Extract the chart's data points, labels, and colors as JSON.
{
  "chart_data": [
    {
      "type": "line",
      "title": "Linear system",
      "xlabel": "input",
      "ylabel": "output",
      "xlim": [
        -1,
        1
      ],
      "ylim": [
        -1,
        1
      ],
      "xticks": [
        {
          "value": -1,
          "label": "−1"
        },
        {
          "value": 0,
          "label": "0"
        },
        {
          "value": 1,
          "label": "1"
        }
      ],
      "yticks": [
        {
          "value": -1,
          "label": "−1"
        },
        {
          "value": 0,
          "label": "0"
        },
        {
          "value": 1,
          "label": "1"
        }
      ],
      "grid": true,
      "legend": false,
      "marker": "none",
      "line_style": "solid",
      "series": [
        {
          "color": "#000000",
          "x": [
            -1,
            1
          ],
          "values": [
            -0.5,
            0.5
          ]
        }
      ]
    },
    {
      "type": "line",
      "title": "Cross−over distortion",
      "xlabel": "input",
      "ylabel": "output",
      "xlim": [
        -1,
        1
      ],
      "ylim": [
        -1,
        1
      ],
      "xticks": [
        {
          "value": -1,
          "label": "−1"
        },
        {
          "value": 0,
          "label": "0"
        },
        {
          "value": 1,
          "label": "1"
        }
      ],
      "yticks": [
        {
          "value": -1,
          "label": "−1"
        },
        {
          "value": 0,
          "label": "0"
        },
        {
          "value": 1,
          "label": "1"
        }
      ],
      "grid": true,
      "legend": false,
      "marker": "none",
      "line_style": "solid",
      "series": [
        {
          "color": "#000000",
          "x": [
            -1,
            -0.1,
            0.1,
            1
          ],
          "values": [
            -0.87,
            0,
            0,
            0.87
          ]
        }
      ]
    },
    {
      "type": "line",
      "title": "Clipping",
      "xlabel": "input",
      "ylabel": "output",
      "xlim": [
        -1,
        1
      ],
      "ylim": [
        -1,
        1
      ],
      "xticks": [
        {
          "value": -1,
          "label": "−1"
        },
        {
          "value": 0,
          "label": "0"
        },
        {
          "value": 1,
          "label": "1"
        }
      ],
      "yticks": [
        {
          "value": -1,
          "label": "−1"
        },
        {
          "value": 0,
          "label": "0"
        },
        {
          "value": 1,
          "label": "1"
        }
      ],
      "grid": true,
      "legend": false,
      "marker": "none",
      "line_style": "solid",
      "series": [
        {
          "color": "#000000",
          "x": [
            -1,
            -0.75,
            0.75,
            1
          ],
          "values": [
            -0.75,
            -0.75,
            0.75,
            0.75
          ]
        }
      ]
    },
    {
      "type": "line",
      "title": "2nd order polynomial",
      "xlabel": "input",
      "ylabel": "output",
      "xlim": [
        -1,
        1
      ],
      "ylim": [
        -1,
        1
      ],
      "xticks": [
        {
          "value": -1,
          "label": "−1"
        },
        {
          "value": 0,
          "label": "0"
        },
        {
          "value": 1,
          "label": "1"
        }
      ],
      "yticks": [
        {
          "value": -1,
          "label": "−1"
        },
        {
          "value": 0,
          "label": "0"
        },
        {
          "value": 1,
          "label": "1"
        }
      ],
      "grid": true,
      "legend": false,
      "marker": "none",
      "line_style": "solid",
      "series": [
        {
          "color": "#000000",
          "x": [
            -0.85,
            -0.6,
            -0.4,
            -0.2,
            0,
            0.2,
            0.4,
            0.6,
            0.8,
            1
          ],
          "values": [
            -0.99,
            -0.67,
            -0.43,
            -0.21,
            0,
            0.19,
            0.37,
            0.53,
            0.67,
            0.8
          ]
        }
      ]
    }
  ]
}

→ WHAT YOU HAVE TO DO:
Copy out each line exactly as written.

→ EXERCISE RESULT:
Extract the chart's data points, labels, and colors as JSON.
{
  "chart_data": [
    {
      "type": "line",
      "title": "Linear system",
      "xlabel": "input",
      "ylabel": "output",
      "xlim": [
        -1,
        1
      ],
      "ylim": [
        -1,
        1
      ],
      "xticks": [
        {
          "value": -1,
          "label": "−1"
        },
        {
          "value": 0,
          "label": "0"
        },
        {
          "value": 1,
          "label": "1"
        }
      ],
      "yticks": [
        {
          "value": -1,
          "label": "−1"
        },
        {
          "value": 0,
          "label": "0"
        },
        {
          "value": 1,
          "label": "1"
        }
      ],
      "grid": true,
      "legend": false,
      "marker": "none",
      "line_style": "solid",
      "series": [
        {
          "color": "#000000",
          "x": [
            -1,
            1
          ],
          "values": [
            -0.5,
            0.5
          ]
        }
      ]
    },
    {
      "type": "line",
      "title": "Cross−over distortion",
      "xlabel": "input",
      "ylabel": "output",
      "xlim": [
        -1,
        1
      ],
      "ylim": [
        -1,
        1
      ],
      "xticks": [
        {
          "value": -1,
          "label": "−1"
        },
        {
          "value": 0,
          "label": "0"
        },
        {
          "value": 1,
          "label": "1"
        }
      ],
      "yticks": [
        {
          "value": -1,
          "label": "−1"
        },
        {
          "value": 0,
          "label": "0"
        },
        {
          "value": 1,
          "label": "1"
        }
      ],
      "grid": true,
      "legend": false,
      "marker": "none",
      "line_style": "solid",
      "series": [
        {
          "color": "#000000",
          "x": [
            -1,
            -0.1,
            0.1,
            1
          ],
          "values": [
            -0.87,
            0,
            0,
            0.87
          ]
        }
      ]
    },
    {
      "type": "line",
      "title": "Clipping",
      "xlabel": "input",
      "ylabel": "output",
      "xlim": [
        -1,
        1
      ],
      "ylim": [
        -1,
        1
      ],
      "xticks": [
        {
          "value": -1,
          "label": "−1"
        },
        {
          "value": 0,
          "label": "0"
        },
        {
          "value": 1,
          "label": "1"
        }
      ],
      "yticks": [
        {
          "value": -1,
          "label": "−1"
        },
        {
          "value": 0,
          "label": "0"
        },
        {
          "value": 1,
          "label": "1"
        }
      ],
      "grid": true,
      "legend": false,
      "marker": "none",
      "line_style": "solid",
      "series": [
        {
          "color": "#000000",
          "x": [
            -1,
            -0.75,
            0.75,
            1
          ],
          "values": [
            -0.75,
            -0.75,
            0.75,
            0.75
          ]
        }
      ]
    },
    {
      "type": "line",
      "title": "2nd order polynomial",
      "xlabel": "input",
      "ylabel": "output",
      "xlim": [
        -1,
        1
      ],
      "ylim": [
        -1,
        1
      ],
      "xticks": [
        {
          "value": -1,
          "label": "−1"
        },
        {
          "value": 0,
          "label": "0"
        },
        {
          "value": 1,
          "label": "1"
        }
      ],
      "yticks": [
        {
          "value": -1,
          "label": "−1"
        },
        {
          "value": 0,
          "label": "0"
        },
        {
          "value": 1,
          "label": "1"
        }
      ],
      "grid": true,
      "legend": false,
      "marker": "none",
      "line_style": "solid",
      "series": [
        {
          "color": "#000000",
          "x": [
            -0.85,
            -0.6,
            -0.4,
            -0.2,
            0,
            0.2,
            0.4,
            0.6,
            0.8,
            1
          ],
          "values": [
            -0.99,
            -0.67,
            -0.43,
            -0.21,
            0,
            0.19,
            0.37,
            0.53,
            0.67,
            0.8
          ]
        }
      ]
    }
  ]
}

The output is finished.